TEXT PASSAGE:
/---
# 2 Year old golden and 18 week old puppy.



## Patlom (Mar 24, 2017)

Hi.
We have a 2 and a half year old Golden girl named Honey who we love dearly.
We now also have a 18 week old Golden girl named Rosie.

The puppy is full of life and is running Honey ragged.
Jumping all over her, pulling her tail and biting down on her snout. Causing slight bleeding.

I know she is young and only playing and Honey does absolutely nothing to stop her.
Honey loves fetching tennis balls but this is now almost impossible as Rosie jumps on her or grabs hold of her tail.

I think it needs Honey to growl at her to let her know that she is out of order, but she is so soft.

Will the Puppy grow out of it as she gets older?


----------



## Pilgrim123 (Jul 26, 2014)

Hi and welcome to the forum! Yes, your puppy will grow out of pestering Honey. Also, Honey may be giving your pup what we call a "puppy pass", where puppies can get away with all sorts of behaviour until they are considered old enough to know better by any older dogs. Then, the older dog will usually put the puppy in its place. You can always separate them if the teasing becomes too much for her.
Having said that, though, it might be an idea to give Honey some time alone with you anyway, so you both can play fetch together like you used to.


----------



## Patlom (Mar 24, 2017)

Pilgrim123 said:


> Hi and welcome to the forum! Yes, your puppy will grow out of pestering Honey. Also, Honey may be giving your pup what we call a "puppy pass", where puppies can get away with all sorts of behaviour until they are considered old enough to know better by any older dogs. Then, the older dog will usually put the puppy in its place. You can always separate them if the teasing becomes too much for her.
\---
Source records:
/---
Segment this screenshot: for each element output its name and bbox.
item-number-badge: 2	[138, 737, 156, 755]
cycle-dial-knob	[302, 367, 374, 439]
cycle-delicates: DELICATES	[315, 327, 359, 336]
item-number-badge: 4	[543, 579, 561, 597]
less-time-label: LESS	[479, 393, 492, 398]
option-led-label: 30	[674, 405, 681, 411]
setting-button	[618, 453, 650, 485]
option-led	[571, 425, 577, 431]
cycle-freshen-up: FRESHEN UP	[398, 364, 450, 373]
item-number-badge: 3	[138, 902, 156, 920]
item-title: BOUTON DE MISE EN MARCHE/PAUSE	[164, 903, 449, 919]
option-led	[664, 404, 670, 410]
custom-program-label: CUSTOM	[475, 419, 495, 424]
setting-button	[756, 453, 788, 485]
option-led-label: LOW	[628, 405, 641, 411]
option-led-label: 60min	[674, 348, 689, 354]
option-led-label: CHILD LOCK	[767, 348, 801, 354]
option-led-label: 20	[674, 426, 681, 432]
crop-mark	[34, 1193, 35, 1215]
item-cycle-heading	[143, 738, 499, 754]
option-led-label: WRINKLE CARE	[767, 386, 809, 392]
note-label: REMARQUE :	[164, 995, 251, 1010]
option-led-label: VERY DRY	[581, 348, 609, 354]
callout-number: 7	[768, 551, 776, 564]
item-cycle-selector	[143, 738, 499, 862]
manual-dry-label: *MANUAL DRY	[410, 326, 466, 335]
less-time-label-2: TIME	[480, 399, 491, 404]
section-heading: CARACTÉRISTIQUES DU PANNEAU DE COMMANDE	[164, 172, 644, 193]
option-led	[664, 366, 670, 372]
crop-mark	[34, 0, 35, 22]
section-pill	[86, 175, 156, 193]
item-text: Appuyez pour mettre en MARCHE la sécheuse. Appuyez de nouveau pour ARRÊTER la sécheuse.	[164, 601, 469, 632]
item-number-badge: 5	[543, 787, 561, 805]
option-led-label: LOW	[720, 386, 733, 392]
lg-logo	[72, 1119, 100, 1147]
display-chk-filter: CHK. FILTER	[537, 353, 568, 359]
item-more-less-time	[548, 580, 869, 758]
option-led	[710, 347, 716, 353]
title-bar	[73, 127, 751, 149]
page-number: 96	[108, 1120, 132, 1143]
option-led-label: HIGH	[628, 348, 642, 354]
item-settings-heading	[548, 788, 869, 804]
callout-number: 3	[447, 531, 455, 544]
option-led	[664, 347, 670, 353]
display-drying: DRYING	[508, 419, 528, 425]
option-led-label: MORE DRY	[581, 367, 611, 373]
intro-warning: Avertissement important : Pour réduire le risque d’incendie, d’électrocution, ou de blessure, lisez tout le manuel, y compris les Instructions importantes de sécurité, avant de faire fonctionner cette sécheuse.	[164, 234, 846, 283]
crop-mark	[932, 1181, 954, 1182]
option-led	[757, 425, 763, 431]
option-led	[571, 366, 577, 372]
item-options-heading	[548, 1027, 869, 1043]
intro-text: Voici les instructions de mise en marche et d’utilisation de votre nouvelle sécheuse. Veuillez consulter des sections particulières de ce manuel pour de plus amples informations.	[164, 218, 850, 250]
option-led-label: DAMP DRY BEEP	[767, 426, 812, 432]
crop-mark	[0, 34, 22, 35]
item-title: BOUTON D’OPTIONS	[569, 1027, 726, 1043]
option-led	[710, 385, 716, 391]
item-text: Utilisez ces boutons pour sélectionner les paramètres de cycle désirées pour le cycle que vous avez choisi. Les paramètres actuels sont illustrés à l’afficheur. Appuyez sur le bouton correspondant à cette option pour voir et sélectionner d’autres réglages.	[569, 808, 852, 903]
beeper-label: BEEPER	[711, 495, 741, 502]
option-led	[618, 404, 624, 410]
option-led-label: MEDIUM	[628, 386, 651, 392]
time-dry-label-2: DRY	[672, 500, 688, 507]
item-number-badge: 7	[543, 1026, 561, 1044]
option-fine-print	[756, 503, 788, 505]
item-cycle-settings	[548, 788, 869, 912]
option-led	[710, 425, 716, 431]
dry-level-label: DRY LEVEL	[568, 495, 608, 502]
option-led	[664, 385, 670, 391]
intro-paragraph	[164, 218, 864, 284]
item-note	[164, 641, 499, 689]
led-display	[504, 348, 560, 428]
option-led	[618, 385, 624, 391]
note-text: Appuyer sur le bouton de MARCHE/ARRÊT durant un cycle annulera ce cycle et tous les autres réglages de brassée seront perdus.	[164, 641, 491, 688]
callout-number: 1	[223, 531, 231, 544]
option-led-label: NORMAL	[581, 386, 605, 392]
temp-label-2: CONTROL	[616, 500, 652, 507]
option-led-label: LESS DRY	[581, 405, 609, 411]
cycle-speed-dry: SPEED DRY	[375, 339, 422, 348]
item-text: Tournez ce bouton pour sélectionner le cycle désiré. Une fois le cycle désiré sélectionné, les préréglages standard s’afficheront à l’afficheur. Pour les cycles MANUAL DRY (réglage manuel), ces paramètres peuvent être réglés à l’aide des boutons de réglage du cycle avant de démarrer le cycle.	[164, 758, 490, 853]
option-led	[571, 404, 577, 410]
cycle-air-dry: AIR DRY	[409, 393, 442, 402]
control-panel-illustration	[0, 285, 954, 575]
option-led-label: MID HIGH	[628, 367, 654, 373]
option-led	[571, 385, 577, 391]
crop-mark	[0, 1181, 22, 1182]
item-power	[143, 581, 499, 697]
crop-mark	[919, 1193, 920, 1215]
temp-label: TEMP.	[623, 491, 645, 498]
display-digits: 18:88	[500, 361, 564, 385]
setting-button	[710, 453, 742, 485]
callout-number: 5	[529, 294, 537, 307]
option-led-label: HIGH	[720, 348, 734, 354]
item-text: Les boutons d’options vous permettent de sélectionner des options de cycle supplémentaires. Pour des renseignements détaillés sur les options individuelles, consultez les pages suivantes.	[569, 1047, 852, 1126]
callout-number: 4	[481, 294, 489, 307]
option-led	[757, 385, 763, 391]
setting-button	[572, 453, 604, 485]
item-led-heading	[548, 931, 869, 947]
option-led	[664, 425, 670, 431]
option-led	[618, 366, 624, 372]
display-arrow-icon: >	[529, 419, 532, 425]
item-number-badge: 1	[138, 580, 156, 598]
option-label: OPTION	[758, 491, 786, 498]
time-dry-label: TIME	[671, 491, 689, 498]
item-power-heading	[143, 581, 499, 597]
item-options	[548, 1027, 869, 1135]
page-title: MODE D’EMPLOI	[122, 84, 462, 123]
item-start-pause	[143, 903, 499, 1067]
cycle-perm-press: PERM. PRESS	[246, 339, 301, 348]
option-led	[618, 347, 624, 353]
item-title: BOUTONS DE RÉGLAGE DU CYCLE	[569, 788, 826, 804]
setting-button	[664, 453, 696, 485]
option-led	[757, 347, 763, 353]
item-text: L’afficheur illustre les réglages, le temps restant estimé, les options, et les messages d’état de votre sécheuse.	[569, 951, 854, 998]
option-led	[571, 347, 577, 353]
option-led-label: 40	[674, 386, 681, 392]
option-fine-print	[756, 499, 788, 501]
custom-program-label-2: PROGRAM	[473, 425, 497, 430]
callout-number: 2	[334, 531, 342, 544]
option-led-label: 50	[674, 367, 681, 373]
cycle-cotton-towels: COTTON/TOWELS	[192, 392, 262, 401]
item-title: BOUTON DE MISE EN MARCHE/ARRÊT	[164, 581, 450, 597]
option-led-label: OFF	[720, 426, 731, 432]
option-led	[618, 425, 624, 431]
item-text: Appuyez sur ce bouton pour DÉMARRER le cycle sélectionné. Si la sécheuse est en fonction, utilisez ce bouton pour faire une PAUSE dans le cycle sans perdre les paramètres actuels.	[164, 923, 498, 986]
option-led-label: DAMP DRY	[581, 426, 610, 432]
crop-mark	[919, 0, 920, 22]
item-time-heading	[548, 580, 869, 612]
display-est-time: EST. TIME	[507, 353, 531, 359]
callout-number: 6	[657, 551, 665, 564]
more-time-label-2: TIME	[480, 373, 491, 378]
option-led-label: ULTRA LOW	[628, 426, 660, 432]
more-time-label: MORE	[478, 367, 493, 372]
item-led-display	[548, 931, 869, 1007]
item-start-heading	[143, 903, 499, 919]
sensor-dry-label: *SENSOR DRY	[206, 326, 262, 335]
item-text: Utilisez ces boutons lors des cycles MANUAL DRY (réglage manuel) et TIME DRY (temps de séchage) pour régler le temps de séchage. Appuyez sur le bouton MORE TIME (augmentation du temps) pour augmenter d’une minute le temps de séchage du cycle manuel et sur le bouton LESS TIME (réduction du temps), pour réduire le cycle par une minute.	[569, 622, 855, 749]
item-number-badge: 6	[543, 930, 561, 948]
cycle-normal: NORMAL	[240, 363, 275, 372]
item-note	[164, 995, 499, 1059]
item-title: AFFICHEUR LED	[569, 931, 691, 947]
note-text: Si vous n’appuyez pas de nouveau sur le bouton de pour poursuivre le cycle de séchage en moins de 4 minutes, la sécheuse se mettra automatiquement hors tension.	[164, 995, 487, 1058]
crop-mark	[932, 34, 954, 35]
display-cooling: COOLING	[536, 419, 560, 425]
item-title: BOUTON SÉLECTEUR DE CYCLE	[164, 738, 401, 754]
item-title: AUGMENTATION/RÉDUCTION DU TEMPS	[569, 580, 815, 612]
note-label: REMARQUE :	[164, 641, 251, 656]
\---
Rewrite the forum thread starting at "We now also" and ending at "Causing slight bleeding.", substituting "wearing Honey out" for "running Honey ragged".

WORKED SOLUTION:
We now also have a 18 week old Golden girl named Rosie.

The puppy is full of life and is wearing Honey out.
Jumping all over her, pulling her tail and biting down on her snout. Causing slight bleeding.